▸ Job: Repeat every line of the data exactly, but not the pictures.
# START OF The records
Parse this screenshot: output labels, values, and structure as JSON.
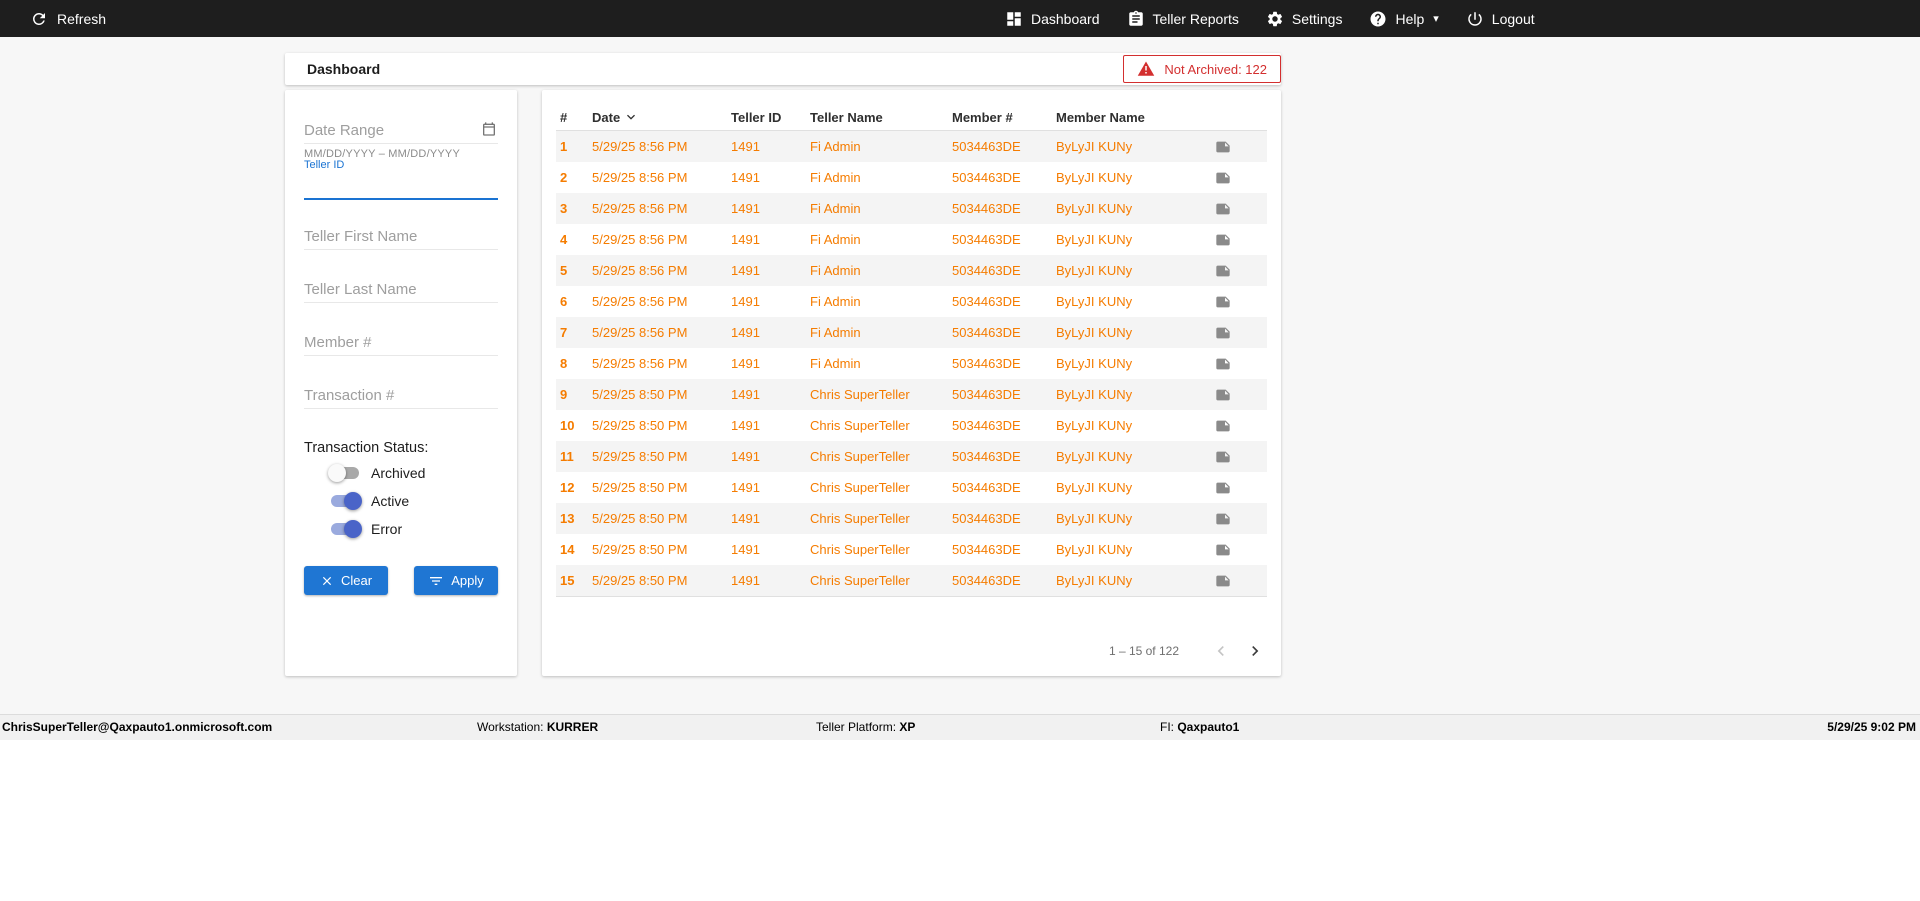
{
  "colors": {
    "topbar_bg": "#1e1e1e",
    "accent_blue": "#1f76d3",
    "row_orange": "#f57c00",
    "alert_red": "#d32f2f",
    "toggle_on_blue": "#4a64c8"
  },
  "topbar": {
    "refresh_label": "Refresh",
    "dashboard_label": "Dashboard",
    "teller_reports_label": "Teller Reports",
    "settings_label": "Settings",
    "help_label": "Help",
    "help_caret": "▾",
    "logout_label": "Logout"
  },
  "header": {
    "title": "Dashboard",
    "not_archived_badge": "Not Archived: 122"
  },
  "filters": {
    "date_range_placeholder": "Date Range",
    "date_range_hint": "MM/DD/YYYY – MM/DD/YYYY",
    "teller_id_label": "Teller ID",
    "teller_first_name_placeholder": "Teller First Name",
    "teller_last_name_placeholder": "Teller Last Name",
    "member_placeholder": "Member #",
    "transaction_placeholder": "Transaction #",
    "status_label": "Transaction Status:",
    "toggles": [
      {
        "label": "Archived",
        "on": false
      },
      {
        "label": "Active",
        "on": true
      },
      {
        "label": "Error",
        "on": true
      }
    ],
    "clear_label": "Clear",
    "apply_label": "Apply"
  },
  "table": {
    "columns": [
      "#",
      "Date",
      "Teller ID",
      "Teller Name",
      "Member #",
      "Member Name"
    ],
    "rows": [
      {
        "n": "1",
        "date": "5/29/25 8:56 PM",
        "teller_id": "1491",
        "teller_name": "Fi Admin",
        "member": "5034463DE",
        "member_name": "ByLyJI KUNy"
      },
      {
        "n": "2",
        "date": "5/29/25 8:56 PM",
        "teller_id": "1491",
        "teller_name": "Fi Admin",
        "member": "5034463DE",
        "member_name": "ByLyJI KUNy"
      },
      {
        "n": "3",
        "date": "5/29/25 8:56 PM",
        "teller_id": "1491",
        "teller_name": "Fi Admin",
        "member": "5034463DE",
        "member_name": "ByLyJI KUNy"
      },
      {
        "n": "4",
        "date": "5/29/25 8:56 PM",
        "teller_id": "1491",
        "teller_name": "Fi Admin",
        "member": "5034463DE",
        "member_name": "ByLyJI KUNy"
      },
      {
        "n": "5",
        "date": "5/29/25 8:56 PM",
        "teller_id": "1491",
        "teller_name": "Fi Admin",
        "member": "5034463DE",
        "member_name": "ByLyJI KUNy"
      },
      {
        "n": "6",
        "date": "5/29/25 8:56 PM",
        "teller_id": "1491",
        "teller_name": "Fi Admin",
        "member": "5034463DE",
        "member_name": "ByLyJI KUNy"
      },
      {
        "n": "7",
        "date": "5/29/25 8:56 PM",
        "teller_id": "1491",
        "teller_name": "Fi Admin",
        "member": "5034463DE",
        "member_name": "ByLyJI KUNy"
      },
      {
        "n": "8",
        "date": "5/29/25 8:56 PM",
        "teller_id": "1491",
        "teller_name": "Fi Admin",
        "member": "5034463DE",
        "member_name": "ByLyJI KUNy"
      },
      {
        "n": "9",
        "date": "5/29/25 8:50 PM",
        "teller_id": "1491",
        "teller_name": "Chris SuperTeller",
        "member": "5034463DE",
        "member_name": "ByLyJI KUNy"
      },
      {
        "n": "10",
        "date": "5/29/25 8:50 PM",
        "teller_id": "1491",
        "teller_name": "Chris SuperTeller",
        "member": "5034463DE",
        "member_name": "ByLyJI KUNy"
      },
      {
        "n": "11",
        "date": "5/29/25 8:50 PM",
        "teller_id": "1491",
        "teller_name": "Chris SuperTeller",
        "member": "5034463DE",
        "member_name": "ByLyJI KUNy"
      },
      {
        "n": "12",
        "date": "5/29/25 8:50 PM",
        "teller_id": "1491",
        "teller_name": "Chris SuperTeller",
        "member": "5034463DE",
        "member_name": "ByLyJI KUNy"
      },
      {
        "n": "13",
        "date": "5/29/25 8:50 PM",
        "teller_id": "1491",
        "teller_name": "Chris SuperTeller",
        "member": "5034463DE",
        "member_name": "ByLyJI KUNy"
      },
      {
        "n": "14",
        "date": "5/29/25 8:50 PM",
        "teller_id": "1491",
        "teller_name": "Chris SuperTeller",
        "member": "5034463DE",
        "member_name": "ByLyJI KUNy"
      },
      {
        "n": "15",
        "date": "5/29/25 8:50 PM",
        "teller_id": "1491",
        "teller_name": "Chris SuperTeller",
        "member": "5034463DE",
        "member_name": "ByLyJI KUNy"
      }
    ],
    "pagination_range": "1 – 15 of 122"
  },
  "footer": {
    "user": "ChrisSuperTeller@Qaxpauto1.onmicrosoft.com",
    "workstation_label": "Workstation:",
    "workstation_value": "KURRER",
    "platform_label": "Teller Platform:",
    "platform_value": "XP",
    "fi_label": "FI:",
    "fi_value": "Qaxpauto1",
    "datetime": "5/29/25 9:02 PM"
  }
}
# END OF The records
▸ Exercise answer:
Parse this screenshot: output labels, values, and structure as JSON.
{
  "colors": {
    "topbar_bg": "#1e1e1e",
    "accent_blue": "#1f76d3",
    "row_orange": "#f57c00",
    "alert_red": "#d32f2f",
    "toggle_on_blue": "#4a64c8"
  },
  "topbar": {
    "refresh_label": "Refresh",
    "dashboard_label": "Dashboard",
    "teller_reports_label": "Teller Reports",
    "settings_label": "Settings",
    "help_label": "Help",
    "help_caret": "▾",
    "logout_label": "Logout"
  },
  "header": {
    "title": "Dashboard",
    "not_archived_badge": "Not Archived: 122"
  },
  "filters": {
    "date_range_placeholder": "Date Range",
    "date_range_hint": "MM/DD/YYYY – MM/DD/YYYY",
    "teller_id_label": "Teller ID",
    "teller_first_name_placeholder": "Teller First Name",
    "teller_last_name_placeholder": "Teller Last Name",
    "member_placeholder": "Member #",
    "transaction_placeholder": "Transaction #",
    "status_label": "Transaction Status:",
    "toggles": [
      {
        "label": "Archived",
        "on": false
      },
      {
        "label": "Active",
        "on": true
      },
      {
        "label": "Error",
        "on": true
      }
    ],
    "clear_label": "Clear",
    "apply_label": "Apply"
  },
  "table": {
    "columns": [
      "#",
      "Date",
      "Teller ID",
      "Teller Name",
      "Member #",
      "Member Name"
    ],
    "rows": [
      {
        "n": "1",
        "date": "5/29/25 8:56 PM",
        "teller_id": "1491",
        "teller_name": "Fi Admin",
        "member": "5034463DE",
        "member_name": "ByLyJI KUNy"
      },
      {
        "n": "2",
        "date": "5/29/25 8:56 PM",
        "teller_id": "1491",
        "teller_name": "Fi Admin",
        "member": "5034463DE",
        "member_name": "ByLyJI KUNy"
      },
      {
        "n": "3",
        "date": "5/29/25 8:56 PM",
        "teller_id": "1491",
        "teller_name": "Fi Admin",
        "member": "5034463DE",
        "member_name": "ByLyJI KUNy"
      },
      {
        "n": "4",
        "date": "5/29/25 8:56 PM",
        "teller_id": "1491",
        "teller_name": "Fi Admin",
        "member": "5034463DE",
        "member_name": "ByLyJI KUNy"
      },
      {
        "n": "5",
        "date": "5/29/25 8:56 PM",
        "teller_id": "1491",
        "teller_name": "Fi Admin",
        "member": "5034463DE",
        "member_name": "ByLyJI KUNy"
      },
      {
        "n": "6",
        "date": "5/29/25 8:56 PM",
        "teller_id": "1491",
        "teller_name": "Fi Admin",
        "member": "5034463DE",
        "member_name": "ByLyJI KUNy"
      },
      {
        "n": "7",
        "date": "5/29/25 8:56 PM",
        "teller_id": "1491",
        "teller_name": "Fi Admin",
        "member": "5034463DE",
        "member_name": "ByLyJI KUNy"
      },
      {
        "n": "8",
        "date": "5/29/25 8:56 PM",
        "teller_id": "1491",
        "teller_name": "Fi Admin",
        "member": "5034463DE",
        "member_name": "ByLyJI KUNy"
      },
      {
        "n": "9",
        "date": "5/29/25 8:50 PM",
        "teller_id": "1491",
        "teller_name": "Chris SuperTeller",
        "member": "5034463DE",
        "member_name": "ByLyJI KUNy"
      },
      {
        "n": "10",
        "date": "5/29/25 8:50 PM",
        "teller_id": "1491",
        "teller_name": "Chris SuperTeller",
        "member": "5034463DE",
        "member_name": "ByLyJI KUNy"
      },
      {
        "n": "11",
        "date": "5/29/25 8:50 PM",
        "teller_id": "1491",
        "teller_name": "Chris SuperTeller",
        "member": "5034463DE",
        "member_name": "ByLyJI KUNy"
      },
      {
        "n": "12",
        "date": "5/29/25 8:50 PM",
        "teller_id": "1491",
        "teller_name": "Chris SuperTeller",
        "member": "5034463DE",
        "member_name": "ByLyJI KUNy"
      },
      {
        "n": "13",
        "date": "5/29/25 8:50 PM",
        "teller_id": "1491",
        "teller_name": "Chris SuperTeller",
        "member": "5034463DE",
        "member_name": "ByLyJI KUNy"
      },
      {
        "n": "14",
        "date": "5/29/25 8:50 PM",
        "teller_id": "1491",
        "teller_name": "Chris SuperTeller",
        "member": "5034463DE",
        "member_name": "ByLyJI KUNy"
      },
      {
        "n": "15",
        "date": "5/29/25 8:50 PM",
        "teller_id": "1491",
        "teller_name": "Chris SuperTeller",
        "member": "5034463DE",
        "member_name": "ByLyJI KUNy"
      }
    ],
    "pagination_range": "1 – 15 of 122"
  },
  "footer": {
    "user": "ChrisSuperTeller@Qaxpauto1.onmicrosoft.com",
    "workstation_label": "Workstation:",
    "workstation_value": "KURRER",
    "platform_label": "Teller Platform:",
    "platform_value": "XP",
    "fi_label": "FI:",
    "fi_value": "Qaxpauto1",
    "datetime": "5/29/25 9:02 PM"
  }
}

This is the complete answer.